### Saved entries

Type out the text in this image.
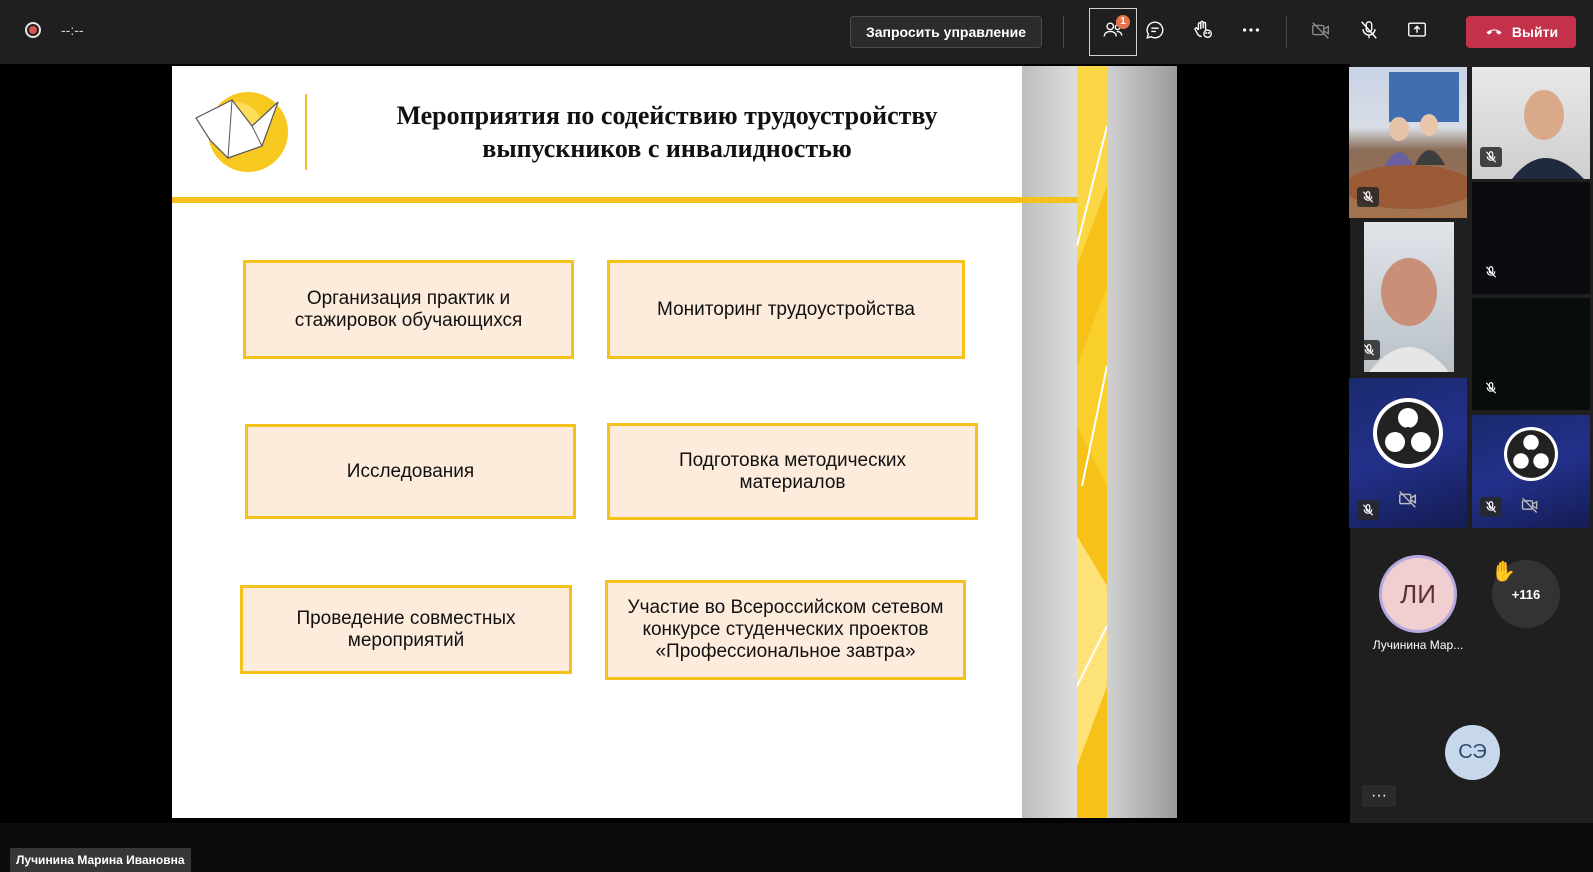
--:--	Запросить управление
1
Выйти
Мероприятия по содействию трудоустройству выпускников с инвалидностью
Организация практик и
стажировок обучающихся
Мониторинг трудоустройства
Исследования
Подготовка методических
материалов
Проведение совместных
мероприятий
Участие во Всероссийском сетевом
конкурсе студенческих проектов
«Профессиональное завтра»
Лучинина Марина Ивановна
ЛИ
Лучинина Мар...
+116
✋
СЭ
···
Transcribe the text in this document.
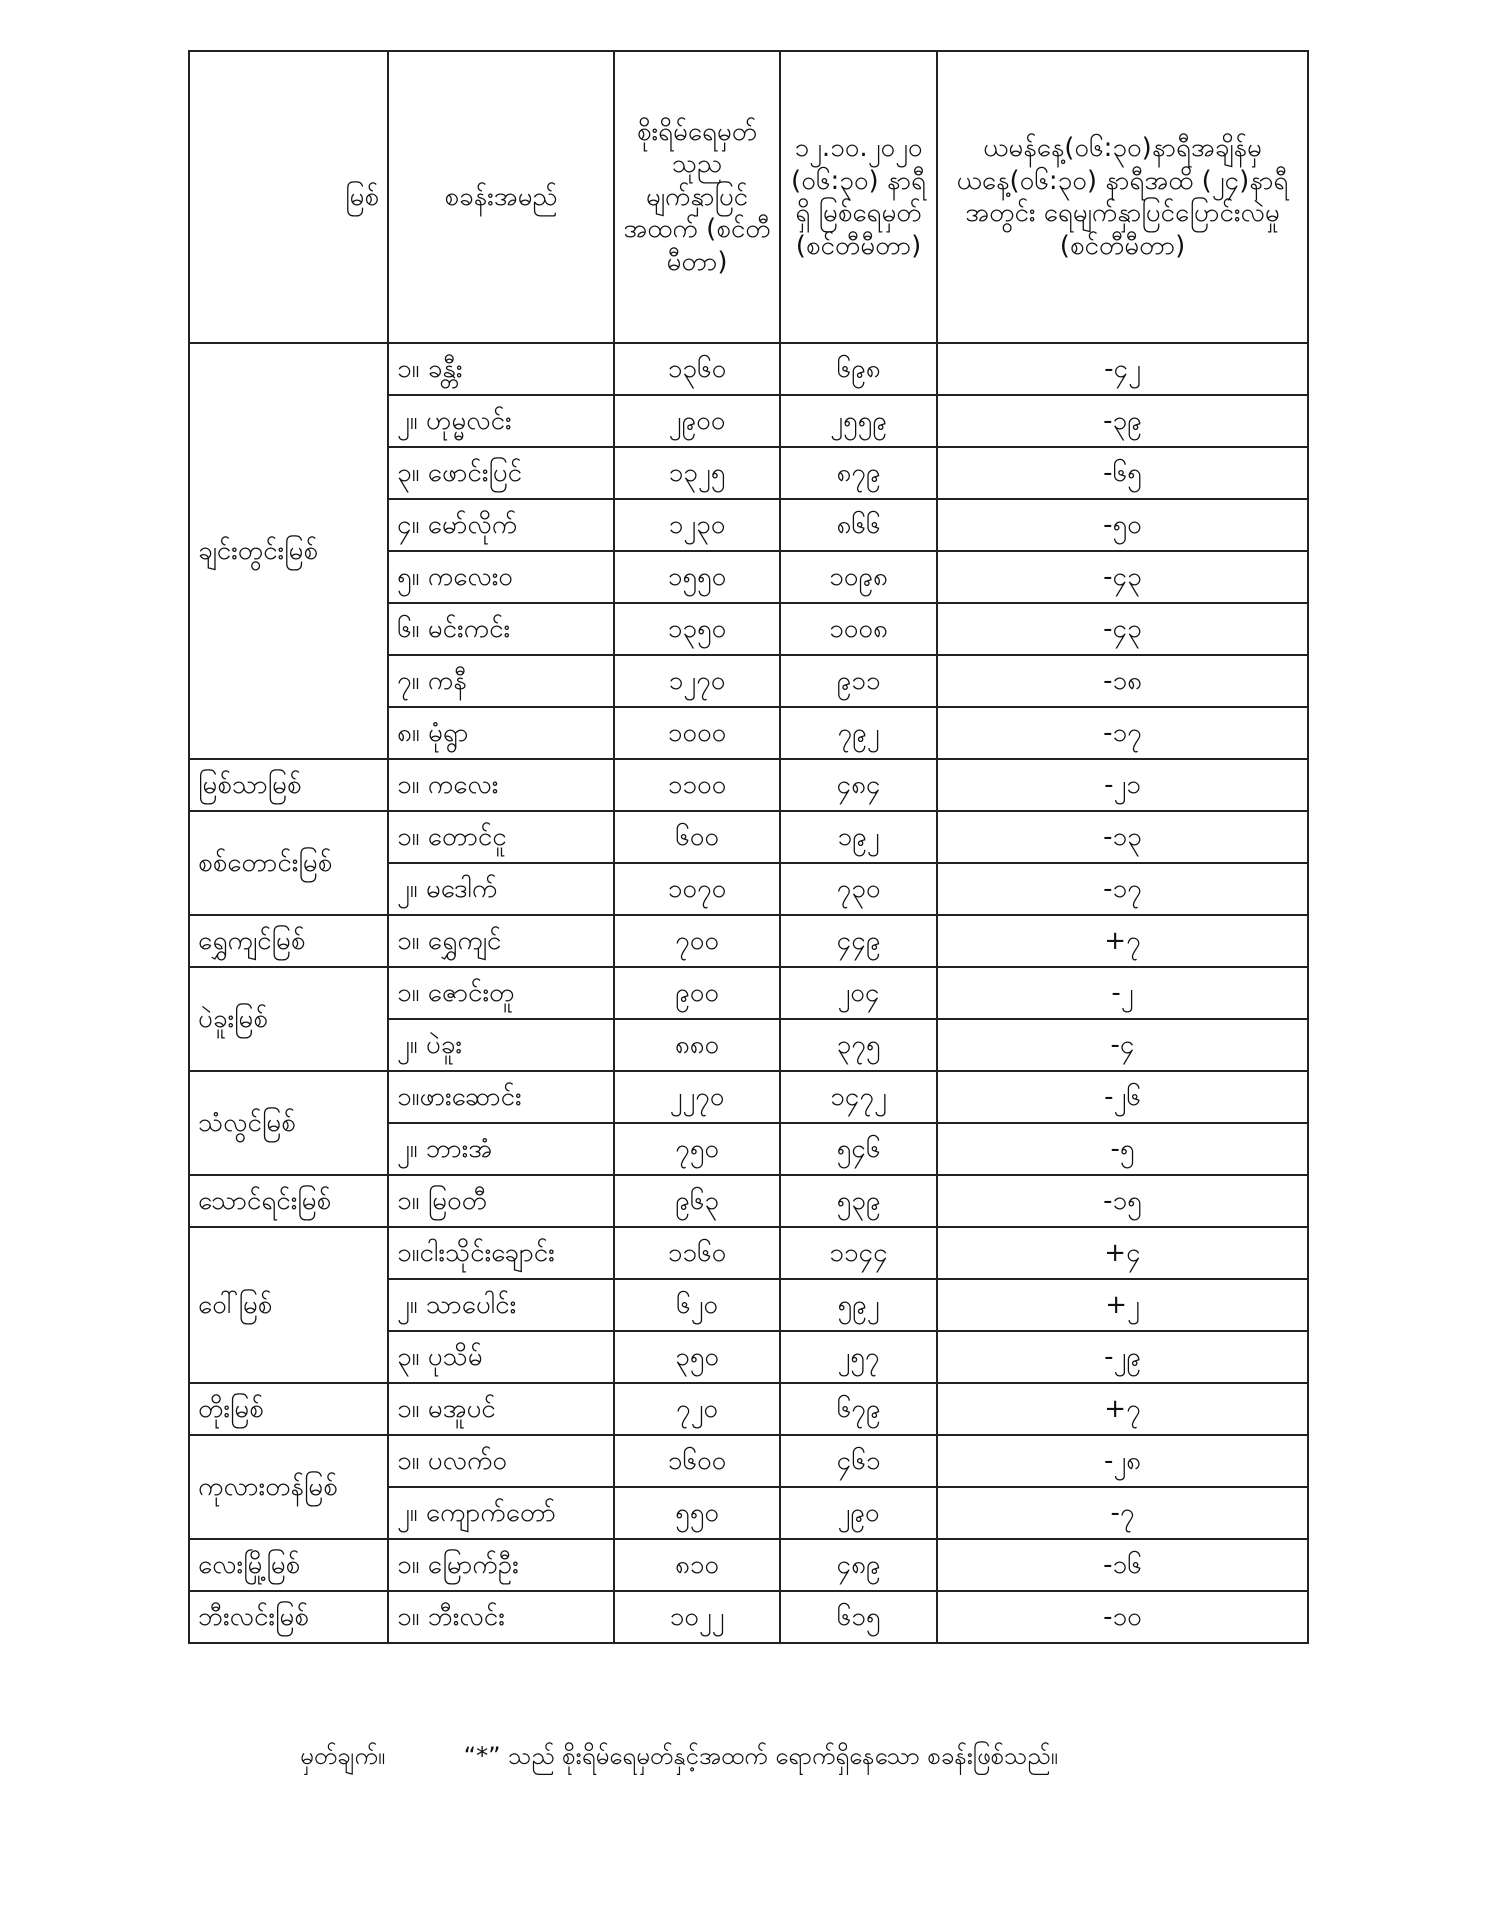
မြစ်	စခန်းအမည်	စိုးရိမ်ရေမှတ် သုည မျက်နှာပြင် အထက် (စင်တီမီတာ)	၁၂.၁၀.၂၀၂၀ (၀၆:၃၀) နာရီရှိ မြစ်ရေမှတ် (စင်တီမီတာ)	ယမန်နေ့(၀၆:၃၀)နာရီအချိန်မှ ယနေ့(၀၆:၃၀) နာရီအထိ (၂၄)နာရီအတွင်း ရေမျက်နှာပြင်ပြောင်းလဲမှု (စင်တီမီတာ)
ချင်းတွင်းမြစ်	၁။ ခန္တီး	၁၃၆၀	၆၉၈	-၄၂
	၂။ ဟုမ္မလင်း	၂၉၀၀	၂၅၅၉	-၃၉
	၃။ ဖောင်းပြင်	၁၃၂၅	၈၇၉	-၆၅
	၄။ မော်လိုက်	၁၂၃၀	၈၆၆	-၅၀
	၅။ ကလေးဝ	၁၅၅၀	၁၀၉၈	-၄၃
	၆။ မင်းကင်း	၁၃၅၀	၁၀၀၈	-၄၃
	၇။ ကနီ	၁၂၇၀	၉၁၁	-၁၈
	၈။ မုံရွာ	၁၀၀၀	၇၉၂	-၁၇
မြစ်သာမြစ်	၁။ ကလေး	၁၁၀၀	၄၈၄	-၂၁
စစ်တောင်းမြစ်	၁။ တောင်ငူ	၆၀၀	၁၉၂	-၁၃
	၂။ မဒေါက်	၁၀၇၀	၇၃၀	-၁၇
ရွှေကျင်မြစ်	၁။ ရွှေကျင်	၇၀၀	၄၄၉	+၇
ပဲခူးမြစ်	၁။ ဇောင်းတူ	၉၀၀	၂၀၄	-၂
	၂။ ပဲခူး	၈၈၀	၃၇၅	-၄
သံလွင်မြစ်	၁။ဖားဆောင်း	၂၂၇၀	၁၄၇၂	-၂၆
	၂။ ဘားအံ	၇၅၀	၅၄၆	-၅
သောင်ရင်းမြစ်	၁။ မြဝတီ	၉၆၃	၅၃၉	-၁၅
ဝေါ်မြစ်	၁။ငါးသိုင်းချောင်း	၁၁၆၀	၁၁၄၄	+၄
	၂။ သာပေါင်း	၆၂၀	၅၉၂	+၂
	၃။ ပုသိမ်	၃၅၀	၂၅၇	-၂၉
တိုးမြစ်	၁။ မအူပင်	၇၂၀	၆၇၉	+၇
ကုလားတန်မြစ်	၁။ ပလက်ဝ	၁၆၀၀	၄၆၁	-၂၈
	၂။ ကျောက်တော်	၅၅၀	၂၉၀	-၇
လေးမြို့မြစ်	၁။ မြောက်ဦး	၈၁၀	၄၈၉	-၁၆
ဘီးလင်းမြစ်	၁။ ဘီးလင်း	၁၀၂၂	၆၁၅	-၁၀
မှတ်ချက်။	“*” သည် စိုးရိမ်ရေမှတ်နှင့်အထက် ရောက်ရှိနေသော စခန်းဖြစ်သည်။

### Written task
The records shown above are to be repeated exactly, with the pictures left out.

### Full answer
Type out the text in this image.
--:--	Запросить управление
1
Выйти
Мероприятия по содействию трудоустройству выпускников с инвалидностью
Организация практик и
стажировок обучающихся
Мониторинг трудоустройства
Исследования
Подготовка методических
материалов
Проведение совместных
мероприятий
Участие во Всероссийском сетевом
конкурсе студенческих проектов
«Профессиональное завтра»
Лучинина Марина Ивановна
ЛИ
Лучинина Мар...
+116
✋
СЭ
···
Transcribe the text in this document.
မြစ်	စခန်းအမည်	စိုးရိမ်ရေမှတ် သုည မျက်နှာပြင် အထက် (စင်တီမီတာ)	၁၂.၁၀.၂၀၂၀ (၀၆:၃၀) နာရီရှိ မြစ်ရေမှတ် (စင်တီမီတာ)	ယမန်နေ့(၀၆:၃၀)နာရီအချိန်မှ ယနေ့(၀၆:၃၀) နာရီအထိ (၂၄)နာရီအတွင်း ရေမျက်နှာပြင်ပြောင်းလဲမှု (စင်တီမီတာ)
ချင်းတွင်းမြစ်	၁။ ခန္တီး	၁၃၆၀	၆၉၈	-၄၂
	၂။ ဟုမ္မလင်း	၂၉၀၀	၂၅၅၉	-၃၉
	၃။ ဖောင်းပြင်	၁၃၂၅	၈၇၉	-၆၅
	၄။ မော်လိုက်	၁၂၃၀	၈၆၆	-၅၀
	၅။ ကလေးဝ	၁၅၅၀	၁၀၉၈	-၄၃
	၆။ မင်းကင်း	၁၃၅၀	၁၀၀၈	-၄၃
	၇။ ကနီ	၁၂၇၀	၉၁၁	-၁၈
	၈။ မုံရွာ	၁၀၀၀	၇၉၂	-၁၇
မြစ်သာမြစ်	၁။ ကလေး	၁၁၀၀	၄၈၄	-၂၁
စစ်တောင်းမြစ်	၁။ တောင်ငူ	၆၀၀	၁၉၂	-၁၃
	၂။ မဒေါက်	၁၀၇၀	၇၃၀	-၁၇
ရွှေကျင်မြစ်	၁။ ရွှေကျင်	၇၀၀	၄၄၉	+၇
ပဲခူးမြစ်	၁။ ဇောင်းတူ	၉၀၀	၂၀၄	-၂
	၂။ ပဲခူး	၈၈၀	၃၇၅	-၄
သံလွင်မြစ်	၁။ဖားဆောင်း	၂၂၇၀	၁၄၇၂	-၂၆
	၂။ ဘားအံ	၇၅၀	၅၄၆	-၅
သောင်ရင်းမြစ်	၁။ မြဝတီ	၉၆၃	၅၃၉	-၁၅
ဝေါ်မြစ်	၁။ငါးသိုင်းချောင်း	၁၁၆၀	၁၁၄၄	+၄
	၂။ သာပေါင်း	၆၂၀	၅၉၂	+၂
	၃။ ပုသိမ်	၃၅၀	၂၅၇	-၂၉
တိုးမြစ်	၁။ မအူပင်	၇၂၀	၆၇၉	+၇
ကုလားတန်မြစ်	၁။ ပလက်ဝ	၁၆၀၀	၄၆၁	-၂၈
	၂။ ကျောက်တော်	၅၅၀	၂၉၀	-၇
လေးမြို့မြစ်	၁။ မြောက်ဦး	၈၁၀	၄၈၉	-၁၆
ဘီးလင်းမြစ်	၁။ ဘီးလင်း	၁၀၂၂	၆၁၅	-၁၀
မှတ်ချက်။	“*” သည် စိုးရိမ်ရေမှတ်နှင့်အထက် ရောက်ရှိနေသော စခန်းဖြစ်သည်။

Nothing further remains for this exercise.